_LISTING:_
** BEGIN **
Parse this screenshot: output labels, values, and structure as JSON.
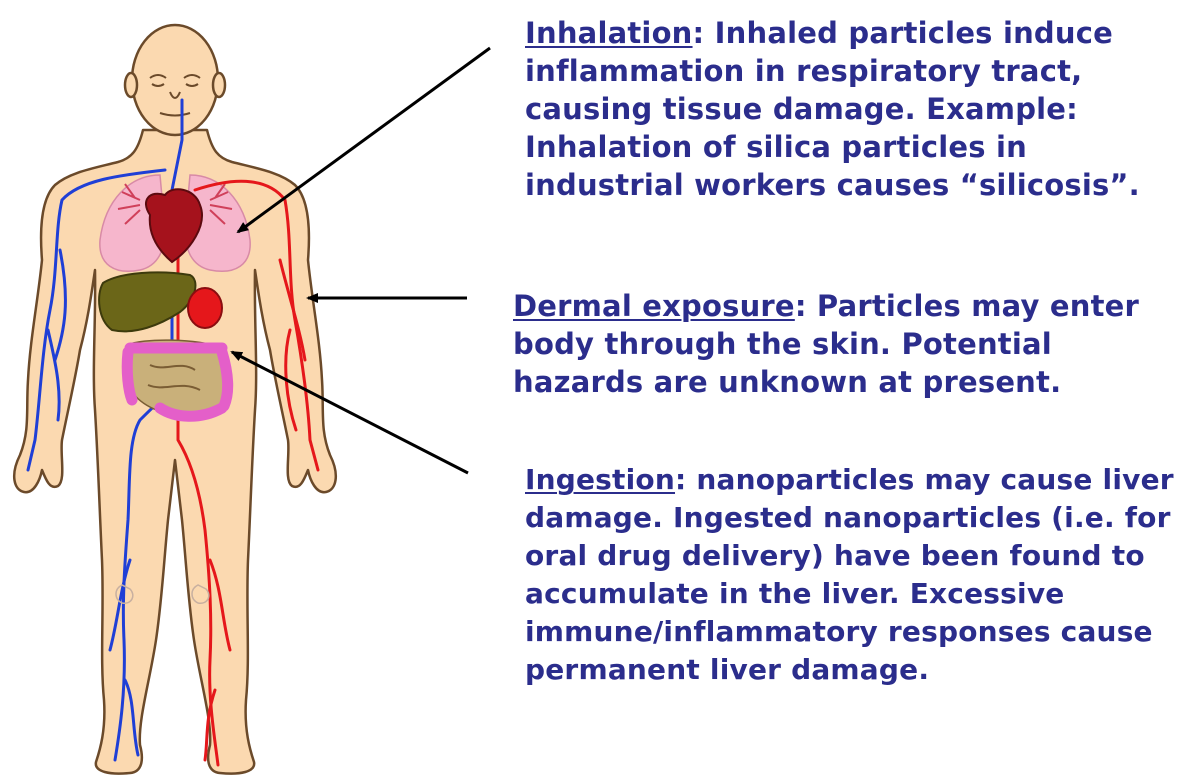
{
  "callouts": {
    "inhalation": {
      "term": "Inhalation",
      "lines": [
        ":  Inhaled particles induce",
        "inflammation in respiratory tract,",
        "causing tissue damage.  Example:",
        "Inhalation of silica particles in",
        "industrial workers causes “silicosis”."
      ]
    },
    "dermal": {
      "term": "Dermal exposure",
      "lines": [
        ":  Particles may enter",
        "body through the skin.  Potential",
        "hazards are unknown at present."
      ]
    },
    "ingestion": {
      "term": "Ingestion",
      "lines": [
        ":  nanoparticles may cause liver",
        "damage.  Ingested nanoparticles (i.e. for",
        "oral drug delivery) have been found to",
        "accumulate in the liver.  Excessive",
        "immune/inflammatory responses cause",
        "permanent liver damage."
      ]
    }
  },
  "colors": {
    "text": "#2b2d8c",
    "skin": "#fbd9b0",
    "vein": "#1f3fd6",
    "artery": "#e5171b",
    "lungs": "#f6b6cc",
    "heart": "#a5121c",
    "liver": "#6b6618",
    "intestine": "#e45fc9",
    "arrow": "#000000"
  }
}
** END **
_TASK TO CARRY OUT:_ Write out each line again precisely as it appears, skipping every picture.

_ANSWER IN FULL:_
Parse this screenshot: output labels, values, and structure as JSON.
{
  "callouts": {
    "inhalation": {
      "term": "Inhalation",
      "lines": [
        ":  Inhaled particles induce",
        "inflammation in respiratory tract,",
        "causing tissue damage.  Example:",
        "Inhalation of silica particles in",
        "industrial workers causes “silicosis”."
      ]
    },
    "dermal": {
      "term": "Dermal exposure",
      "lines": [
        ":  Particles may enter",
        "body through the skin.  Potential",
        "hazards are unknown at present."
      ]
    },
    "ingestion": {
      "term": "Ingestion",
      "lines": [
        ":  nanoparticles may cause liver",
        "damage.  Ingested nanoparticles (i.e. for",
        "oral drug delivery) have been found to",
        "accumulate in the liver.  Excessive",
        "immune/inflammatory responses cause",
        "permanent liver damage."
      ]
    }
  },
  "colors": {
    "text": "#2b2d8c",
    "skin": "#fbd9b0",
    "vein": "#1f3fd6",
    "artery": "#e5171b",
    "lungs": "#f6b6cc",
    "heart": "#a5121c",
    "liver": "#6b6618",
    "intestine": "#e45fc9",
    "arrow": "#000000"
  }
}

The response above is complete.